* [What to produce]:
Repeat every line below exactly as it reads.

(Dataset excerpts)
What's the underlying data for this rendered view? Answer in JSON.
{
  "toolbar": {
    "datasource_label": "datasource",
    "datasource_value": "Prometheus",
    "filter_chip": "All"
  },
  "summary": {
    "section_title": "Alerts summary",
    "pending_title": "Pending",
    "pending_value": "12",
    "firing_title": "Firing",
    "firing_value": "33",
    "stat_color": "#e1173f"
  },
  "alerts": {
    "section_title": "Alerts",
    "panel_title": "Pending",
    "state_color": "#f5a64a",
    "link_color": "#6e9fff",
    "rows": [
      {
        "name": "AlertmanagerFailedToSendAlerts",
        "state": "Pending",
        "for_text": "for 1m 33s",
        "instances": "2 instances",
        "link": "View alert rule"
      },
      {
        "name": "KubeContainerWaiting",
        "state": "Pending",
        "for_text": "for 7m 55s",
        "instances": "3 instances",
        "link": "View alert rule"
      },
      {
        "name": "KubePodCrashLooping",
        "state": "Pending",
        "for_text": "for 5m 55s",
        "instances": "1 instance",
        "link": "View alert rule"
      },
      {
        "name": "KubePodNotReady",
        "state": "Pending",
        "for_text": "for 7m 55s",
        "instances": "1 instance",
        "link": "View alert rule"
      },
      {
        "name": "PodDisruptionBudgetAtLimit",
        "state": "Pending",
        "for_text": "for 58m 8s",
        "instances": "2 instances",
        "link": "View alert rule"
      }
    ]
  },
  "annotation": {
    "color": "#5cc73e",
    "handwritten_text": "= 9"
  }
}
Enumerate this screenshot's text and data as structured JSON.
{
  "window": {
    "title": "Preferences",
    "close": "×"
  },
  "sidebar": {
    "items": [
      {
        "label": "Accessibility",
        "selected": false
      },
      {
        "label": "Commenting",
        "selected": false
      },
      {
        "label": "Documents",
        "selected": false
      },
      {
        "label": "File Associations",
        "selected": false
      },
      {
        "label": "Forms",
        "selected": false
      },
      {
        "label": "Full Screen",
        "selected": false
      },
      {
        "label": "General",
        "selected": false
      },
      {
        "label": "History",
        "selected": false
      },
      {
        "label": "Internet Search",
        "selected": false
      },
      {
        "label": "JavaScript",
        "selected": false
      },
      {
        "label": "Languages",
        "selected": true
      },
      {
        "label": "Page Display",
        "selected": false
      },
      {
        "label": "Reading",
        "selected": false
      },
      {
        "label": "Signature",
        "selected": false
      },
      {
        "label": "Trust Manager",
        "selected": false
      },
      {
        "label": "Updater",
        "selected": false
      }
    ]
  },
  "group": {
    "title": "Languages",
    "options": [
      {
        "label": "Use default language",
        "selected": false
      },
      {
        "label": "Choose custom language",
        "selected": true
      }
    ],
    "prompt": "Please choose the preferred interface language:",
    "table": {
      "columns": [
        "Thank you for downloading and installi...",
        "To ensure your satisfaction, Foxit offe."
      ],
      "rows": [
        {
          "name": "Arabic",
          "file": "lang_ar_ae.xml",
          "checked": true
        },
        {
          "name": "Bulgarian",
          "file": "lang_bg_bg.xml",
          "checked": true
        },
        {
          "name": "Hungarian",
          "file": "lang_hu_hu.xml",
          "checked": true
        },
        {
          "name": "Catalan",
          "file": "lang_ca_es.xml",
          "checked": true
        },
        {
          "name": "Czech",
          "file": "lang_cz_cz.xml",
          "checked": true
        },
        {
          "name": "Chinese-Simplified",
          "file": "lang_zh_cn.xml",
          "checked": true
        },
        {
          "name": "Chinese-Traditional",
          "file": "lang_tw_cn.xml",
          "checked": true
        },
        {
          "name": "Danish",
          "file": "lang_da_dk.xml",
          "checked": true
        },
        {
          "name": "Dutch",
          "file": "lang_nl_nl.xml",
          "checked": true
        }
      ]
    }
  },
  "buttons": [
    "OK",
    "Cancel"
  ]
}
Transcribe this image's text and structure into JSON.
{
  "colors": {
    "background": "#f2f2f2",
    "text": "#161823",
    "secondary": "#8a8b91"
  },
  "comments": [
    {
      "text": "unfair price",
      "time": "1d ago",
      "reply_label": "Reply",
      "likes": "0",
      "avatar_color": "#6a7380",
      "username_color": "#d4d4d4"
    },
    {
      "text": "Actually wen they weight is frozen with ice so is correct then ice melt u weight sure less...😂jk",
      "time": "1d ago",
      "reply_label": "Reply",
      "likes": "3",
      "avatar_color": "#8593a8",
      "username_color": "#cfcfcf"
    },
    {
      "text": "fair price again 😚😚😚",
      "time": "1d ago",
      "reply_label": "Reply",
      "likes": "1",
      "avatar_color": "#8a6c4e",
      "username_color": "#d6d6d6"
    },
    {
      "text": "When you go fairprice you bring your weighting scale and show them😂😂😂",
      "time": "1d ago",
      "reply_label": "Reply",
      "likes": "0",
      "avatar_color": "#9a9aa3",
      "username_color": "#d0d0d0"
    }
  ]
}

* [Solved exercise]:
What's the underlying data for this rendered view? Answer in JSON.
{
  "toolbar": {
    "datasource_label": "datasource",
    "datasource_value": "Prometheus",
    "filter_chip": "All"
  },
  "summary": {
    "section_title": "Alerts summary",
    "pending_title": "Pending",
    "pending_value": "12",
    "firing_title": "Firing",
    "firing_value": "33",
    "stat_color": "#e1173f"
  },
  "alerts": {
    "section_title": "Alerts",
    "panel_title": "Pending",
    "state_color": "#f5a64a",
    "link_color": "#6e9fff",
    "rows": [
      {
        "name": "AlertmanagerFailedToSendAlerts",
        "state": "Pending",
        "for_text": "for 1m 33s",
        "instances": "2 instances",
        "link": "View alert rule"
      },
      {
        "name": "KubeContainerWaiting",
        "state": "Pending",
        "for_text": "for 7m 55s",
        "instances": "3 instances",
        "link": "View alert rule"
      },
      {
        "name": "KubePodCrashLooping",
        "state": "Pending",
        "for_text": "for 5m 55s",
        "instances": "1 instance",
        "link": "View alert rule"
      },
      {
        "name": "KubePodNotReady",
        "state": "Pending",
        "for_text": "for 7m 55s",
        "instances": "1 instance",
        "link": "View alert rule"
      },
      {
        "name": "PodDisruptionBudgetAtLimit",
        "state": "Pending",
        "for_text": "for 58m 8s",
        "instances": "2 instances",
        "link": "View alert rule"
      }
    ]
  },
  "annotation": {
    "color": "#5cc73e",
    "handwritten_text": "= 9"
  }
}
Enumerate this screenshot's text and data as structured JSON.
{
  "window": {
    "title": "Preferences",
    "close": "×"
  },
  "sidebar": {
    "items": [
      {
        "label": "Accessibility",
        "selected": false
      },
      {
        "label": "Commenting",
        "selected": false
      },
      {
        "label": "Documents",
        "selected": false
      },
      {
        "label": "File Associations",
        "selected": false
      },
      {
        "label": "Forms",
        "selected": false
      },
      {
        "label": "Full Screen",
        "selected": false
      },
      {
        "label": "General",
        "selected": false
      },
      {
        "label": "History",
        "selected": false
      },
      {
        "label": "Internet Search",
        "selected": false
      },
      {
        "label": "JavaScript",
        "selected": false
      },
      {
        "label": "Languages",
        "selected": true
      },
      {
        "label": "Page Display",
        "selected": false
      },
      {
        "label": "Reading",
        "selected": false
      },
      {
        "label": "Signature",
        "selected": false
      },
      {
        "label": "Trust Manager",
        "selected": false
      },
      {
        "label": "Updater",
        "selected": false
      }
    ]
  },
  "group": {
    "title": "Languages",
    "options": [
      {
        "label": "Use default language",
        "selected": false
      },
      {
        "label": "Choose custom language",
        "selected": true
      }
    ],
    "prompt": "Please choose the preferred interface language:",
    "table": {
      "columns": [
        "Thank you for downloading and installi...",
        "To ensure your satisfaction, Foxit offe."
      ],
      "rows": [
        {
          "name": "Arabic",
          "file": "lang_ar_ae.xml",
          "checked": true
        },
        {
          "name": "Bulgarian",
          "file": "lang_bg_bg.xml",
          "checked": true
        },
        {
          "name": "Hungarian",
          "file": "lang_hu_hu.xml",
          "checked": true
        },
        {
          "name": "Catalan",
          "file": "lang_ca_es.xml",
          "checked": true
        },
        {
          "name": "Czech",
          "file": "lang_cz_cz.xml",
          "checked": true
        },
        {
          "name": "Chinese-Simplified",
          "file": "lang_zh_cn.xml",
          "checked": true
        },
        {
          "name": "Chinese-Traditional",
          "file": "lang_tw_cn.xml",
          "checked": true
        },
        {
          "name": "Danish",
          "file": "lang_da_dk.xml",
          "checked": true
        },
        {
          "name": "Dutch",
          "file": "lang_nl_nl.xml",
          "checked": true
        }
      ]
    }
  },
  "buttons": [
    "OK",
    "Cancel"
  ]
}
Transcribe this image's text and structure into JSON.
{
  "colors": {
    "background": "#f2f2f2",
    "text": "#161823",
    "secondary": "#8a8b91"
  },
  "comments": [
    {
      "text": "unfair price",
      "time": "1d ago",
      "reply_label": "Reply",
      "likes": "0",
      "avatar_color": "#6a7380",
      "username_color": "#d4d4d4"
    },
    {
      "text": "Actually wen they weight is frozen with ice so is correct then ice melt u weight sure less...😂jk",
      "time": "1d ago",
      "reply_label": "Reply",
      "likes": "3",
      "avatar_color": "#8593a8",
      "username_color": "#cfcfcf"
    },
    {
      "text": "fair price again 😚😚😚",
      "time": "1d ago",
      "reply_label": "Reply",
      "likes": "1",
      "avatar_color": "#8a6c4e",
      "username_color": "#d6d6d6"
    },
    {
      "text": "When you go fairprice you bring your weighting scale and show them😂😂😂",
      "time": "1d ago",
      "reply_label": "Reply",
      "likes": "0",
      "avatar_color": "#9a9aa3",
      "username_color": "#d0d0d0"
    }
  ]
}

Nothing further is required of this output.